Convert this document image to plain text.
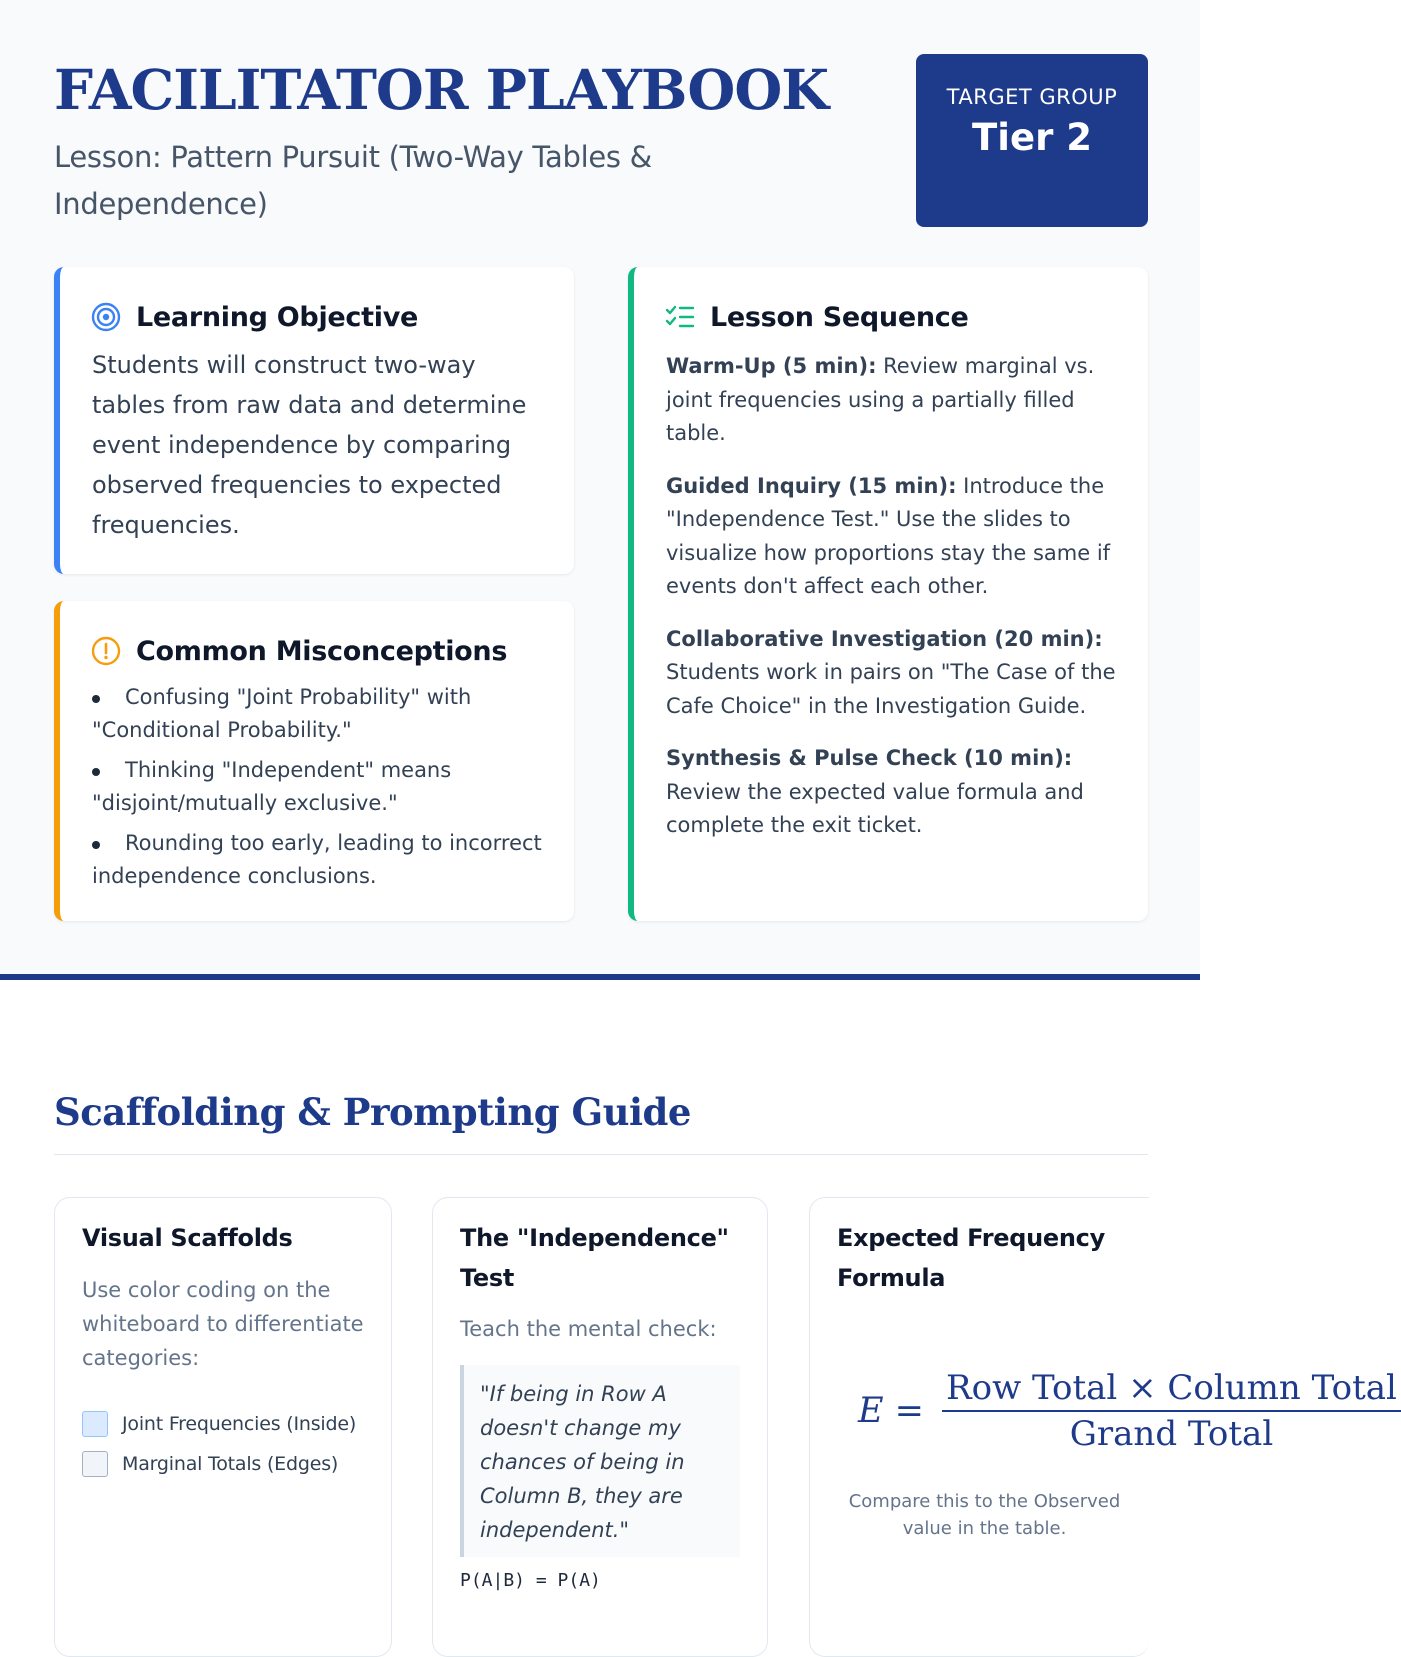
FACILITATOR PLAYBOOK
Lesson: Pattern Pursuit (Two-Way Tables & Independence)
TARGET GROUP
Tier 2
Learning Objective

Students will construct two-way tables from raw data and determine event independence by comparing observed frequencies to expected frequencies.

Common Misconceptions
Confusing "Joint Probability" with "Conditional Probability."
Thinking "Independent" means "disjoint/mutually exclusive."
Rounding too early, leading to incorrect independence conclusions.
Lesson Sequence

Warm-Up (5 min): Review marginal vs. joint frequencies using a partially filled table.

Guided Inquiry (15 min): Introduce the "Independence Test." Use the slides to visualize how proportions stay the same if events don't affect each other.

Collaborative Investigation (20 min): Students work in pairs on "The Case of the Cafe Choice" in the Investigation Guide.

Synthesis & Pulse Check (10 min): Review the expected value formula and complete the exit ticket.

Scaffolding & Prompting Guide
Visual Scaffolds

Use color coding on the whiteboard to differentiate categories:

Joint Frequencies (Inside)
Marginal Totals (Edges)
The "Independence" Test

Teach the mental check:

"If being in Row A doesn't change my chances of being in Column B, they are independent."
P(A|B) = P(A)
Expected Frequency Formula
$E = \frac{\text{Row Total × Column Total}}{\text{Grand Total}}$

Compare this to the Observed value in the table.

---

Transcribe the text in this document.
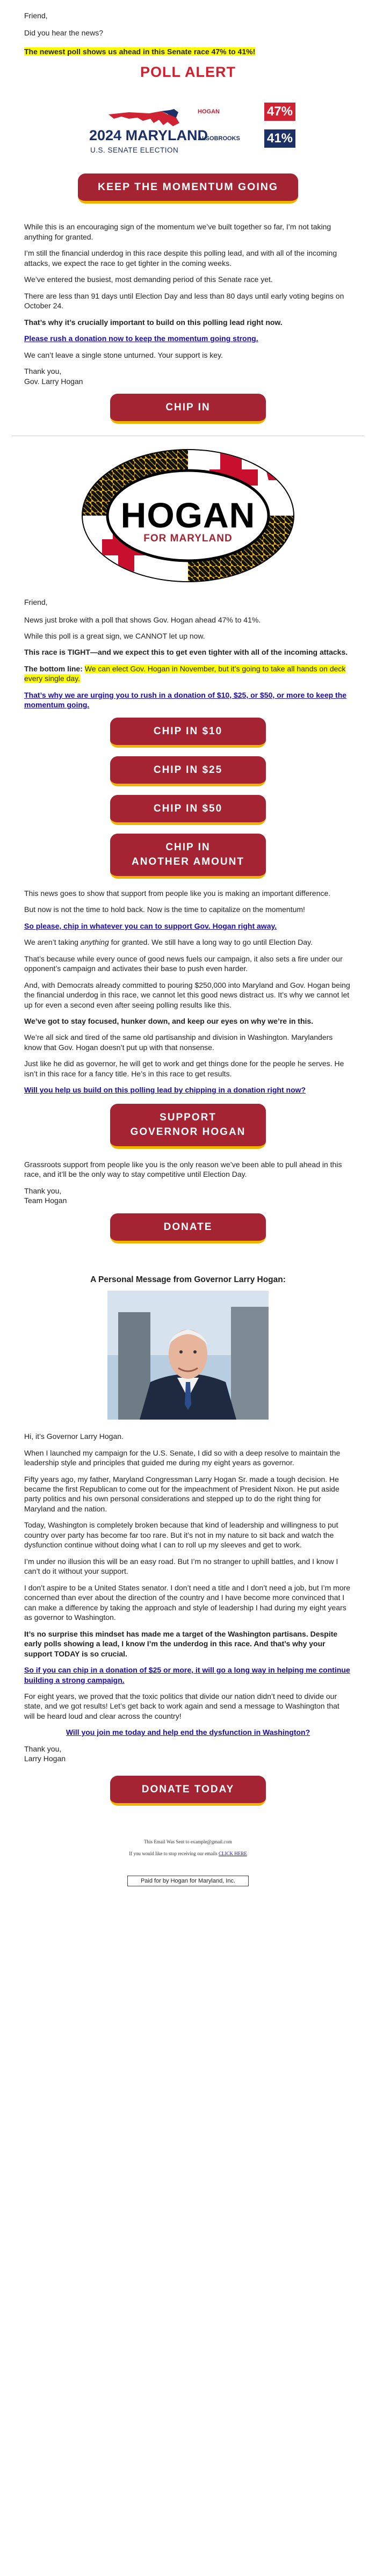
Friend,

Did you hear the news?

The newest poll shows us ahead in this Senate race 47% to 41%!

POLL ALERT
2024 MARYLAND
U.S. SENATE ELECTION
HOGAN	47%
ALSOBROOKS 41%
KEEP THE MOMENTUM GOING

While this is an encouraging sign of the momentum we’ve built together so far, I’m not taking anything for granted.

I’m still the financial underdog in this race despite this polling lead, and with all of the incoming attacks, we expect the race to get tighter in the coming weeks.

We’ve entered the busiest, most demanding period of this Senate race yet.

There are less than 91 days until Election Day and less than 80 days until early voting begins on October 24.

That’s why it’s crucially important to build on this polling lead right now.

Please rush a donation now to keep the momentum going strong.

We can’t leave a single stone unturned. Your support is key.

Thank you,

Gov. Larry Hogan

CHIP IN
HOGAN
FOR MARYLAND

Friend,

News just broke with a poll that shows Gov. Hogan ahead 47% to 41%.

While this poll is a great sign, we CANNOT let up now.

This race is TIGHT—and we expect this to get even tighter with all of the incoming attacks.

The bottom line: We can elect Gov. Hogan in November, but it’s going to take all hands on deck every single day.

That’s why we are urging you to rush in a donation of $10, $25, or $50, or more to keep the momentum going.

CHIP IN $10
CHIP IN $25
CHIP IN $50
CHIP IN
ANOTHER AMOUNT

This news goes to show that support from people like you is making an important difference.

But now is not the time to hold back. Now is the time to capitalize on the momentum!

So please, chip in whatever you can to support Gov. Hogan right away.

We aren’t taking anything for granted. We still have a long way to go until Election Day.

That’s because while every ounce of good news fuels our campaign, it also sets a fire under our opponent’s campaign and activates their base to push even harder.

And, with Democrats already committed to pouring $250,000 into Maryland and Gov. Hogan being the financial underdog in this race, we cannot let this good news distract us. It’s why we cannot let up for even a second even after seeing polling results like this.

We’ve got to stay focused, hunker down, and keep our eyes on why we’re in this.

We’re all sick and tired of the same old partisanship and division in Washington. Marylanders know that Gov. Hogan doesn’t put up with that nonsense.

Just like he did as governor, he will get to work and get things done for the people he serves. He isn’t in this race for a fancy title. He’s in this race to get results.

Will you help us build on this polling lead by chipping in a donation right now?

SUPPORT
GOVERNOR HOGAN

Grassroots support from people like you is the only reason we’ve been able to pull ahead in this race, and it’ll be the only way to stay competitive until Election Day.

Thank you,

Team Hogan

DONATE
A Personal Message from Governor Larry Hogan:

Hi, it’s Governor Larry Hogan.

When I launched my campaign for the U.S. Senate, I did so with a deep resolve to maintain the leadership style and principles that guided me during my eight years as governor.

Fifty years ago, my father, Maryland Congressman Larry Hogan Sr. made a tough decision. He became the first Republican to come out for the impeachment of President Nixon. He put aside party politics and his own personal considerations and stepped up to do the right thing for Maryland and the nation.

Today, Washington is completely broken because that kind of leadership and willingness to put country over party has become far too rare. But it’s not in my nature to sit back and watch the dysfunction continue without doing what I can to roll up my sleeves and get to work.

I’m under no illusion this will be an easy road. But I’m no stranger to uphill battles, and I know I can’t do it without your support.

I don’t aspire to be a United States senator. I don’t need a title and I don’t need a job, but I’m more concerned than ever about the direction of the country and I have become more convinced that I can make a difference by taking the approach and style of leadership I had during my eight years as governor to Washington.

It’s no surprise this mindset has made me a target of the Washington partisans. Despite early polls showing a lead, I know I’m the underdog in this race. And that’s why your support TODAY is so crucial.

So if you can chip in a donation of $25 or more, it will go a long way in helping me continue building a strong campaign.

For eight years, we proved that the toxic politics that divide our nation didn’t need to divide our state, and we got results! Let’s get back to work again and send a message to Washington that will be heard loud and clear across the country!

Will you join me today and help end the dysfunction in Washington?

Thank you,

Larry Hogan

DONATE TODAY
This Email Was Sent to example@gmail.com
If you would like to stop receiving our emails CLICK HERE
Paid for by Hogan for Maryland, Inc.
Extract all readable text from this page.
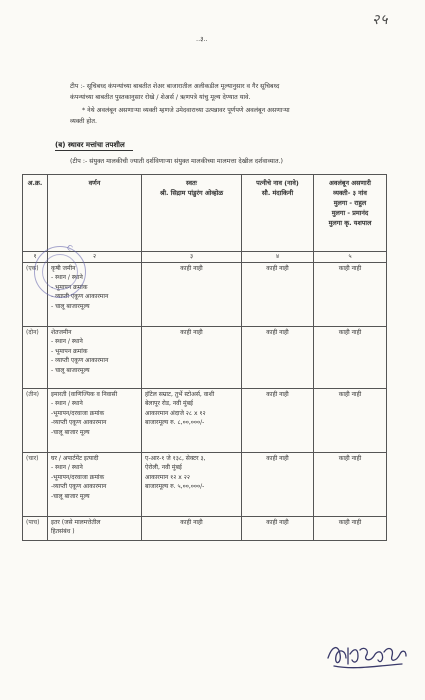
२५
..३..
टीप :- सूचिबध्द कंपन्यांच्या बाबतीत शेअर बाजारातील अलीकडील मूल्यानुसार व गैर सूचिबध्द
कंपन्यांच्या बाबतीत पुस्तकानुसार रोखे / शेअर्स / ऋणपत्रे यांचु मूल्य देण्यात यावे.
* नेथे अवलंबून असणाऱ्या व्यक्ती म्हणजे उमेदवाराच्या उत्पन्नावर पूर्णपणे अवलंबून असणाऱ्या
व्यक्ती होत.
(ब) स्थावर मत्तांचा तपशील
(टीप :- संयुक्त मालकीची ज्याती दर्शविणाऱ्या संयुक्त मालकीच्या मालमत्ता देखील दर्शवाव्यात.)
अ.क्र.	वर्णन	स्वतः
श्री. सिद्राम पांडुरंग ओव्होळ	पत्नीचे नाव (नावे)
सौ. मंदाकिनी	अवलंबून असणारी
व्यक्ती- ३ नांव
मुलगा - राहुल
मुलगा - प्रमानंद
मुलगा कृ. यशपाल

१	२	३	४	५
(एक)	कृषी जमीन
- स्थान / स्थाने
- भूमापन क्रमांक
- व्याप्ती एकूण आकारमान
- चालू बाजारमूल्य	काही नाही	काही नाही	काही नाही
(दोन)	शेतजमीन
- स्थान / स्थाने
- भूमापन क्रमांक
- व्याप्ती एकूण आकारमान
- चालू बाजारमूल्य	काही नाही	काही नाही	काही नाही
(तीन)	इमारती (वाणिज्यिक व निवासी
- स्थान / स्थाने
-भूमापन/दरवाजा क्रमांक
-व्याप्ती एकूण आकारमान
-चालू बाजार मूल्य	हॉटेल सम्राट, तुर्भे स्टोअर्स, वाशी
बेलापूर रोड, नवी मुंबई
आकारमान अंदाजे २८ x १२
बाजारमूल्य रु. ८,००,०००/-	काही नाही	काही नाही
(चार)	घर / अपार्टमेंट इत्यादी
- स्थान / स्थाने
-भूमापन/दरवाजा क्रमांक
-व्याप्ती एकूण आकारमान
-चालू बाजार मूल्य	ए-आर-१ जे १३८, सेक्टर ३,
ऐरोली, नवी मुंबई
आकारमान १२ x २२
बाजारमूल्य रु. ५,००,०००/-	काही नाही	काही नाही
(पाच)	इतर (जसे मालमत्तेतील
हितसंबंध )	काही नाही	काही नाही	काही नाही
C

▸ **YOUR INSTRUCTIONS**
Using the material above, copy every line in which the string "doesn" occurs.

▸ **EXERCISE ANSWER**
"If being in Row A doesn't change my chances of being in Column B, they are independent."
We’re all sick and tired of the same old partisanship and division in Washington. Marylanders know that Gov. Hogan doesn’t put up with that nonsense.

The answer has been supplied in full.